What is required: Transcribe the listing word for word.
** Begin Stored records **
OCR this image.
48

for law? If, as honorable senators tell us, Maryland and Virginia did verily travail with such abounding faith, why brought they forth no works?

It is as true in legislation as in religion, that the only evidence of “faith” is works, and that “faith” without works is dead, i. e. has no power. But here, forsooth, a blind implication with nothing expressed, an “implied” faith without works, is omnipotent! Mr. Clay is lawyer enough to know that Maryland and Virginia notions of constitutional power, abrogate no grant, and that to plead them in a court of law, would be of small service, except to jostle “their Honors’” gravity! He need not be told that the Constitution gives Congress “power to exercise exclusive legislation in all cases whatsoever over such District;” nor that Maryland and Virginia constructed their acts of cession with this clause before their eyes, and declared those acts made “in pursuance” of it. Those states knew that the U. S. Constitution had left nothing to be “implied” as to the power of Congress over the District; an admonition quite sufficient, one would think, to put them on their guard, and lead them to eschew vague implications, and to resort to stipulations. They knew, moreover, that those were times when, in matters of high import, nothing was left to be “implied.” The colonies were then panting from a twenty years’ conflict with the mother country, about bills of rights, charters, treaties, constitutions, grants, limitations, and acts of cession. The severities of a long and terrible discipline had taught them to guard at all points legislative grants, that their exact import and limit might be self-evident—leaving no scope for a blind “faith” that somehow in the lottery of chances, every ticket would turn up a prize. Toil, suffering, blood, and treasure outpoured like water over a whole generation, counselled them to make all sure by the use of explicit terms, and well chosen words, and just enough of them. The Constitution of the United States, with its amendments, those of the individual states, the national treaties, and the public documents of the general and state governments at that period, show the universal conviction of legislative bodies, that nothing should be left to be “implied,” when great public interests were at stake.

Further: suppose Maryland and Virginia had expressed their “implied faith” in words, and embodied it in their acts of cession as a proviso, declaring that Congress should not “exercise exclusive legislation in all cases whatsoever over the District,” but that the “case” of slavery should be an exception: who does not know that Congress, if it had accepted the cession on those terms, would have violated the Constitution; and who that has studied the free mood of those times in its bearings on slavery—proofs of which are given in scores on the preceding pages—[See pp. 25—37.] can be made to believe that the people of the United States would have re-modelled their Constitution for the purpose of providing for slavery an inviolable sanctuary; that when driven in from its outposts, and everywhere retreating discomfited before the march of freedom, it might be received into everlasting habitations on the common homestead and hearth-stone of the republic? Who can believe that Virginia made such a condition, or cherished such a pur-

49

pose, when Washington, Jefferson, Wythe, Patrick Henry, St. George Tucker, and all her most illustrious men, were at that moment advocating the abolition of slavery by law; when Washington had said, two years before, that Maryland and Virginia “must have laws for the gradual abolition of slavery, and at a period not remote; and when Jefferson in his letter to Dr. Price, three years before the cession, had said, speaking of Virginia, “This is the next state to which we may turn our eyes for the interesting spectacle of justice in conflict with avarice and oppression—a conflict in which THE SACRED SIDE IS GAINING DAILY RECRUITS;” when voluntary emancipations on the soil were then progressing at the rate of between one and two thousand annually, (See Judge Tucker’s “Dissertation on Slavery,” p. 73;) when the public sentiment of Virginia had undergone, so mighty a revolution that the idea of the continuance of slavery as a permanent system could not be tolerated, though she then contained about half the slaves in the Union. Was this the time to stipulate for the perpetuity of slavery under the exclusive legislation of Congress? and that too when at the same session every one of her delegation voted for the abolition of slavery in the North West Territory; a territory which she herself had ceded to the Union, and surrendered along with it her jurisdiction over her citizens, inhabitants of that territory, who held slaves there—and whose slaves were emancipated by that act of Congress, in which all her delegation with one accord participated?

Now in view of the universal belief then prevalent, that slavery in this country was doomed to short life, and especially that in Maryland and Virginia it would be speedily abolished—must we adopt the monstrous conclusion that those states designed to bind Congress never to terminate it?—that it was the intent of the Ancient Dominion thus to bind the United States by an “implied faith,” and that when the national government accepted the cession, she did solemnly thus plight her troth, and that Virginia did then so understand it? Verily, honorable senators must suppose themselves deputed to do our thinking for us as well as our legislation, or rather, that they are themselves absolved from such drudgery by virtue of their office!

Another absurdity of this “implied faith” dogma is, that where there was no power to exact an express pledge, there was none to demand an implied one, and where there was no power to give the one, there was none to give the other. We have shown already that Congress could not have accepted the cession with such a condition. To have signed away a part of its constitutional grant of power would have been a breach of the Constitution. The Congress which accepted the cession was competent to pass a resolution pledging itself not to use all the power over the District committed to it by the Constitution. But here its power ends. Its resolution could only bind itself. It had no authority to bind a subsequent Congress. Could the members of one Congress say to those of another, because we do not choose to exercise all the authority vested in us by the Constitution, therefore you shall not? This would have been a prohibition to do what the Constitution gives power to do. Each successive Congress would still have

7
** End Stored records **
Task answer:
OCR this image.
48

for law? If, as honorable senators tell us, Maryland and Virginia did verily travail with such abounding faith, why brought they forth no works?

It is as true in legislation as in religion, that the only evidence of “faith” is works, and that “faith” without works is dead, i. e. has no power. But here, forsooth, a blind implication with nothing expressed, an “implied” faith without works, is omnipotent! Mr. Clay is lawyer enough to know that Maryland and Virginia notions of constitutional power, abrogate no grant, and that to plead them in a court of law, would be of small service, except to jostle “their Honors’” gravity! He need not be told that the Constitution gives Congress “power to exercise exclusive legislation in all cases whatsoever over such District;” nor that Maryland and Virginia constructed their acts of cession with this clause before their eyes, and declared those acts made “in pursuance” of it. Those states knew that the U. S. Constitution had left nothing to be “implied” as to the power of Congress over the District; an admonition quite sufficient, one would think, to put them on their guard, and lead them to eschew vague implications, and to resort to stipulations. They knew, moreover, that those were times when, in matters of high import, nothing was left to be “implied.” The colonies were then panting from a twenty years’ conflict with the mother country, about bills of rights, charters, treaties, constitutions, grants, limitations, and acts of cession. The severities of a long and terrible discipline had taught them to guard at all points legislative grants, that their exact import and limit might be self-evident—leaving no scope for a blind “faith” that somehow in the lottery of chances, every ticket would turn up a prize. Toil, suffering, blood, and treasure outpoured like water over a whole generation, counselled them to make all sure by the use of explicit terms, and well chosen words, and just enough of them. The Constitution of the United States, with its amendments, those of the individual states, the national treaties, and the public documents of the general and state governments at that period, show the universal conviction of legislative bodies, that nothing should be left to be “implied,” when great public interests were at stake.

Further: suppose Maryland and Virginia had expressed their “implied faith” in words, and embodied it in their acts of cession as a proviso, declaring that Congress should not “exercise exclusive legislation in all cases whatsoever over the District,” but that the “case” of slavery should be an exception: who does not know that Congress, if it had accepted the cession on those terms, would have violated the Constitution; and who that has studied the free mood of those times in its bearings on slavery—proofs of which are given in scores on the preceding pages—[See pp. 25—37.] can be made to believe that the people of the United States would have re-modelled their Constitution for the purpose of providing for slavery an inviolable sanctuary; that when driven in from its outposts, and everywhere retreating discomfited before the march of freedom, it might be received into everlasting habitations on the common homestead and hearth-stone of the republic? Who can believe that Virginia made such a condition, or cherished such a pur-

49

pose, when Washington, Jefferson, Wythe, Patrick Henry, St. George Tucker, and all her most illustrious men, were at that moment advocating the abolition of slavery by law; when Washington had said, two years before, that Maryland and Virginia “must have laws for the gradual abolition of slavery, and at a period not remote; and when Jefferson in his letter to Dr. Price, three years before the cession, had said, speaking of Virginia, “This is the next state to which we may turn our eyes for the interesting spectacle of justice in conflict with avarice and oppression—a conflict in which THE SACRED SIDE IS GAINING DAILY RECRUITS;” when voluntary emancipations on the soil were then progressing at the rate of between one and two thousand annually, (See Judge Tucker’s “Dissertation on Slavery,” p. 73;) when the public sentiment of Virginia had undergone, so mighty a revolution that the idea of the continuance of slavery as a permanent system could not be tolerated, though she then contained about half the slaves in the Union. Was this the time to stipulate for the perpetuity of slavery under the exclusive legislation of Congress? and that too when at the same session every one of her delegation voted for the abolition of slavery in the North West Territory; a territory which she herself had ceded to the Union, and surrendered along with it her jurisdiction over her citizens, inhabitants of that territory, who held slaves there—and whose slaves were emancipated by that act of Congress, in which all her delegation with one accord participated?

Now in view of the universal belief then prevalent, that slavery in this country was doomed to short life, and especially that in Maryland and Virginia it would be speedily abolished—must we adopt the monstrous conclusion that those states designed to bind Congress never to terminate it?—that it was the intent of the Ancient Dominion thus to bind the United States by an “implied faith,” and that when the national government accepted the cession, she did solemnly thus plight her troth, and that Virginia did then so understand it? Verily, honorable senators must suppose themselves deputed to do our thinking for us as well as our legislation, or rather, that they are themselves absolved from such drudgery by virtue of their office!

Another absurdity of this “implied faith” dogma is, that where there was no power to exact an express pledge, there was none to demand an implied one, and where there was no power to give the one, there was none to give the other. We have shown already that Congress could not have accepted the cession with such a condition. To have signed away a part of its constitutional grant of power would have been a breach of the Constitution. The Congress which accepted the cession was competent to pass a resolution pledging itself not to use all the power over the District committed to it by the Constitution. But here its power ends. Its resolution could only bind itself. It had no authority to bind a subsequent Congress. Could the members of one Congress say to those of another, because we do not choose to exercise all the authority vested in us by the Constitution, therefore you shall not? This would have been a prohibition to do what the Constitution gives power to do. Each successive Congress would still have

7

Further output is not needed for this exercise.